» **WHAT IS NEEDED**: In the listing below, locate the lines that hold the string "государственного". Copy those lines.

» **DATA SUPPLIED**:
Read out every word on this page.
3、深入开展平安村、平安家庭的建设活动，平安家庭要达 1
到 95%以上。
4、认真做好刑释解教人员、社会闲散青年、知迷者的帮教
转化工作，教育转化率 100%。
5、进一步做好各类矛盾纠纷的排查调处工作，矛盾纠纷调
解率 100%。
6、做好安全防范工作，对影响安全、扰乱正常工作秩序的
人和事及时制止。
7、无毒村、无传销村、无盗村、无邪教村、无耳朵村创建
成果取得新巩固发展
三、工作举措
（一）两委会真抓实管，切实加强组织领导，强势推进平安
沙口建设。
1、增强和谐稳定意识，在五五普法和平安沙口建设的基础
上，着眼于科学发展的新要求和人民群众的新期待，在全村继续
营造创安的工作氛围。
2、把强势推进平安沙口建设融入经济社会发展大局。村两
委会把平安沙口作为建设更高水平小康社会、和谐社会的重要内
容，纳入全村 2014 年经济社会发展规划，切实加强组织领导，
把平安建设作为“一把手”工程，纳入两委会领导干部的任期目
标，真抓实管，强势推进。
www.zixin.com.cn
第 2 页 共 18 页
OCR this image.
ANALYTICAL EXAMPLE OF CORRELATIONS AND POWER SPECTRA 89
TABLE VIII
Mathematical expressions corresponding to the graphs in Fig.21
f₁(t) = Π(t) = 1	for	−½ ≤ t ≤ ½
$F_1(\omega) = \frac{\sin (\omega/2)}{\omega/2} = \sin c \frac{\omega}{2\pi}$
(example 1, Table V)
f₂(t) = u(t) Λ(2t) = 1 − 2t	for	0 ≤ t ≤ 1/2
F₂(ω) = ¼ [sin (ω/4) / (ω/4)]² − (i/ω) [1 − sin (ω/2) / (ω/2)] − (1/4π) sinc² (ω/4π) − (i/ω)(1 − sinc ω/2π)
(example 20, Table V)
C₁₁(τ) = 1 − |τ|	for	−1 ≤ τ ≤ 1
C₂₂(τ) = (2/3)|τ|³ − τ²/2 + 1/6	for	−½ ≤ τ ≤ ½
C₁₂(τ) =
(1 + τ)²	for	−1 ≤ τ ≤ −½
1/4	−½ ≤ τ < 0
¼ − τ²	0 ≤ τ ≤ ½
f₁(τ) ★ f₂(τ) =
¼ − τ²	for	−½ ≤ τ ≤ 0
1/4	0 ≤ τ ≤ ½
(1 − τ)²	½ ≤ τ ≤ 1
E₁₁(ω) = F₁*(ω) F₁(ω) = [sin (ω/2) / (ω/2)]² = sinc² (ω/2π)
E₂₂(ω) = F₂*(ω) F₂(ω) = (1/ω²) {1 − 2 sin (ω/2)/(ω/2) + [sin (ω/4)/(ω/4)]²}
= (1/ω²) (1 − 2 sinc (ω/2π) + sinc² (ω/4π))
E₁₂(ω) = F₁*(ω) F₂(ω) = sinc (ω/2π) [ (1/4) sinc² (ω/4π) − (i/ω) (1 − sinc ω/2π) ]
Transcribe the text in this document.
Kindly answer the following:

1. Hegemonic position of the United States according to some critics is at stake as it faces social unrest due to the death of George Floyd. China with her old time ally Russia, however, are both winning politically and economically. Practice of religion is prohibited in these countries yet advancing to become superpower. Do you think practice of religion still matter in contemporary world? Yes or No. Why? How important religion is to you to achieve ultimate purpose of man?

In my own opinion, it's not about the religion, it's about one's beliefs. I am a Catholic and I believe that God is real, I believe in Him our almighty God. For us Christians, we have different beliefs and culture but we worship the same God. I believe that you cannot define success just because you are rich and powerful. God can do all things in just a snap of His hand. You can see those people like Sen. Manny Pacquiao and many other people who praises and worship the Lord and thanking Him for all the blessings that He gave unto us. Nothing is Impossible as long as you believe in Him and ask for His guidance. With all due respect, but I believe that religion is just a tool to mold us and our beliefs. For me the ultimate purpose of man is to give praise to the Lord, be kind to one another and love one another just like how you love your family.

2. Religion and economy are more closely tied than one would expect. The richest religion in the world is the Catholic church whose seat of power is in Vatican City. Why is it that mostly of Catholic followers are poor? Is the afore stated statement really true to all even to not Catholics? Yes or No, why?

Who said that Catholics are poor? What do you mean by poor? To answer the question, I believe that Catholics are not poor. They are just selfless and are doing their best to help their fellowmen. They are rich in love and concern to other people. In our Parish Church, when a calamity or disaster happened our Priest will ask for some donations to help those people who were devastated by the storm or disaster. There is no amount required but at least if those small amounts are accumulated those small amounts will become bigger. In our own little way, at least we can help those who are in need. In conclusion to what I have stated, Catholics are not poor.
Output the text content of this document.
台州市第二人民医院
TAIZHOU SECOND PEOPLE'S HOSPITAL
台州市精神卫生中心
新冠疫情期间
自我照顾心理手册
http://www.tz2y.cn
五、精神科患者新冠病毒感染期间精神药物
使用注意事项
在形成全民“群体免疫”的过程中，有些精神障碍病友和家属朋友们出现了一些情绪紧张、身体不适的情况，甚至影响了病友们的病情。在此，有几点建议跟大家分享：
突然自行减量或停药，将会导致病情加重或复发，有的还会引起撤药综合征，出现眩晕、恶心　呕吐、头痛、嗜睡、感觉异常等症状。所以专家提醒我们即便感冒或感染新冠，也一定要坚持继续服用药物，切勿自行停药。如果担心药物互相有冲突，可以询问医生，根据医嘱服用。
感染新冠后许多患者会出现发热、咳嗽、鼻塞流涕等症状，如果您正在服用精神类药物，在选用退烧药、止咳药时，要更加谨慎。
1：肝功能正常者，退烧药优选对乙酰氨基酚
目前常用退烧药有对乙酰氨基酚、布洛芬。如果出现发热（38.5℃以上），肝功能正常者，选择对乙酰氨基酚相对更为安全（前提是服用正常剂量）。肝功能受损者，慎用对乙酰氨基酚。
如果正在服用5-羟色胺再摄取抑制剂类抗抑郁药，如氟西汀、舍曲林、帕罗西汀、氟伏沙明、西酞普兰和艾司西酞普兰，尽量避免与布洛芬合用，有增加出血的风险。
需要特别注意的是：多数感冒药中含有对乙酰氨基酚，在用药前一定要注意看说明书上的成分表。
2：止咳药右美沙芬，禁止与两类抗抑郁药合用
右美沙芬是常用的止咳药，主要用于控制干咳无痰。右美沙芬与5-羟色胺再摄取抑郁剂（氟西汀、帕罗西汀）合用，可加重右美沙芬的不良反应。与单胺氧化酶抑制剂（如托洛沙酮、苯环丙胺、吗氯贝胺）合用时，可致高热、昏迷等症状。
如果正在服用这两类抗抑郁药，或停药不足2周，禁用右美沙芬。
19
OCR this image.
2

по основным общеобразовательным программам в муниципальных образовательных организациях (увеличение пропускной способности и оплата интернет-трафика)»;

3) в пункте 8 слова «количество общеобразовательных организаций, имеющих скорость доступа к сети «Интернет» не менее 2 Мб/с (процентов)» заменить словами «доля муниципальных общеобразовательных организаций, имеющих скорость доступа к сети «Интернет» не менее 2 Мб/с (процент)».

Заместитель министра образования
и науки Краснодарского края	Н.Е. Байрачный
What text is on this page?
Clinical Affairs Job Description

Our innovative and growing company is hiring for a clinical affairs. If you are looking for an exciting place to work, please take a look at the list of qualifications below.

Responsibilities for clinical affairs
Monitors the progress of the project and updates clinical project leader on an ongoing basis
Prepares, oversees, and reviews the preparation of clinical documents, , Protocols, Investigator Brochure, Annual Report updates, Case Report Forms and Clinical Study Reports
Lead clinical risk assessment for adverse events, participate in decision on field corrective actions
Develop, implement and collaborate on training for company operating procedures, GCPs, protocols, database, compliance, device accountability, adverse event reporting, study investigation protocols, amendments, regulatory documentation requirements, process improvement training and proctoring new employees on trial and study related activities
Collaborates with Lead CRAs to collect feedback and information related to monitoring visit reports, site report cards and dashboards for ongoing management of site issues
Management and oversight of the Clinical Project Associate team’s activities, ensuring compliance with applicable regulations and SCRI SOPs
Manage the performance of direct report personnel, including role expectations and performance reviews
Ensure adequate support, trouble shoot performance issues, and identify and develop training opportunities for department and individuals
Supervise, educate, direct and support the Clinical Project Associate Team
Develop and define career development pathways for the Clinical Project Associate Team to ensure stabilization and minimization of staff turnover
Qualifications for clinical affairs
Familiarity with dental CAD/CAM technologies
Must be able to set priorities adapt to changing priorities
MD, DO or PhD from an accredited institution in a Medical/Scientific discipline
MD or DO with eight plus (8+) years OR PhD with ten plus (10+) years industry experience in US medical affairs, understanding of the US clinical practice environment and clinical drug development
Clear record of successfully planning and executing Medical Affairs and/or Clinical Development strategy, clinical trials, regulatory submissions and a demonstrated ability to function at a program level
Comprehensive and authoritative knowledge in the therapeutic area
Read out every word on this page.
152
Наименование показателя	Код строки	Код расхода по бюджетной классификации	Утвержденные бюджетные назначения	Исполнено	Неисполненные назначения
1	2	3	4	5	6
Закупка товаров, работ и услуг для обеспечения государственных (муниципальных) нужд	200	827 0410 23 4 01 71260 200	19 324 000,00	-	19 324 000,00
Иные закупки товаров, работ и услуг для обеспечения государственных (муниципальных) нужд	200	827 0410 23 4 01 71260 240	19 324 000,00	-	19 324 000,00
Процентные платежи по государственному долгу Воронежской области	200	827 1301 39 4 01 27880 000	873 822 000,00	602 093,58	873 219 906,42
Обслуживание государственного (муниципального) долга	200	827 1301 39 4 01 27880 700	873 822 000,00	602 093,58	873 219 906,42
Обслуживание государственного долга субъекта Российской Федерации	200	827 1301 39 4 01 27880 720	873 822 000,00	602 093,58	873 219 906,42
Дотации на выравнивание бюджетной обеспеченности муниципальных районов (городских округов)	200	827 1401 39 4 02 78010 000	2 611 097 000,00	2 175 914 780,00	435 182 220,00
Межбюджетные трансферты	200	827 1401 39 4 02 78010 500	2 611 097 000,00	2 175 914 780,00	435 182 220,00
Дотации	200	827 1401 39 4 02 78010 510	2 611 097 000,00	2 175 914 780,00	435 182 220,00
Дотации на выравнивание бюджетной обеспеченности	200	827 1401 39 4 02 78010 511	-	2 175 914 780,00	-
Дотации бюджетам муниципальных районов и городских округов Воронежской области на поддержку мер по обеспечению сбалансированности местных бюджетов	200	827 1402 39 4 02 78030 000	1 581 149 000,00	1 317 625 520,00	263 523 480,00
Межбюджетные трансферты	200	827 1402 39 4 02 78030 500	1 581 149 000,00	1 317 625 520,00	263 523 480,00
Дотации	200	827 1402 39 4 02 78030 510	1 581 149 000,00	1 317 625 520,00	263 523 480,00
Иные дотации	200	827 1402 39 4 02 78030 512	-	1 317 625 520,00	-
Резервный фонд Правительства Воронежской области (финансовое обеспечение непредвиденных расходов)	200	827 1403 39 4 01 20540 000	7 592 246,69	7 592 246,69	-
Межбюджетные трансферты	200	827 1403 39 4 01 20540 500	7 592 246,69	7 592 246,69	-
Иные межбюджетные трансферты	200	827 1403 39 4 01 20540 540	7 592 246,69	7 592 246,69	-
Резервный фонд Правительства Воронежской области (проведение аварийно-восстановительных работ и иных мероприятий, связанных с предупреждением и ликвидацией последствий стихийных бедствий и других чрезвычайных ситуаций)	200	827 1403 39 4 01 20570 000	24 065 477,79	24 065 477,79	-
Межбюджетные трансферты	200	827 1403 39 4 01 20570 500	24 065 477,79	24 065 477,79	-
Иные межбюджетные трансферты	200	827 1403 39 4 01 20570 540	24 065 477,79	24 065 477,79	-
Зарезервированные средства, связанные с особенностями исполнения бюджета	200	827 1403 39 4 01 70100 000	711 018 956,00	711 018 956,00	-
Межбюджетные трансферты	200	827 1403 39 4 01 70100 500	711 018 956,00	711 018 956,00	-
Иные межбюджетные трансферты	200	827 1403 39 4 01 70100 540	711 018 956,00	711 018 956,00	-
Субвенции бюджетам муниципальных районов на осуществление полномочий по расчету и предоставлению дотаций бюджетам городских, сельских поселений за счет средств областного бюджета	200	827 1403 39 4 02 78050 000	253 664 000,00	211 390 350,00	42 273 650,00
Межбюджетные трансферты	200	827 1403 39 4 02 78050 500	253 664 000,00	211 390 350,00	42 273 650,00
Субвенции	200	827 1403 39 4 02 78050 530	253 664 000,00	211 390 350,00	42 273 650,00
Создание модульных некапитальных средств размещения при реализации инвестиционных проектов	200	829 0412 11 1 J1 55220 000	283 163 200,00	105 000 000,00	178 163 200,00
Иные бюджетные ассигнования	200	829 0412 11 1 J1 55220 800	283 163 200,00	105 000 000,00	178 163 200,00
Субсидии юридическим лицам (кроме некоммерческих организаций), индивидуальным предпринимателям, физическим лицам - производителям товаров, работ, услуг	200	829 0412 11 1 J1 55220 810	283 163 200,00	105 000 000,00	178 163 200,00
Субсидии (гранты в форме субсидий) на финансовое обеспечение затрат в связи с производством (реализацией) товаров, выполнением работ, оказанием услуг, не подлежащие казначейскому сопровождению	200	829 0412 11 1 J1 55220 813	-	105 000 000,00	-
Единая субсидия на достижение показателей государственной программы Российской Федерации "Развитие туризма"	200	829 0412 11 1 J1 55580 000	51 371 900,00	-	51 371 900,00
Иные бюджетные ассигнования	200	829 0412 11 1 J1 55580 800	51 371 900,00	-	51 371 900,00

» **REPLY TO THE EXERCISE**:
Обслуживание государственного (муниципального) долга	200	827 1301 39 4 01 27880 700	873 822 000,00	602 093,58	873 219 906,42
Обслуживание государственного долга субъекта Российской Федерации	200	827 1301 39 4 01 27880 720	873 822 000,00	602 093,58	873 219 906,42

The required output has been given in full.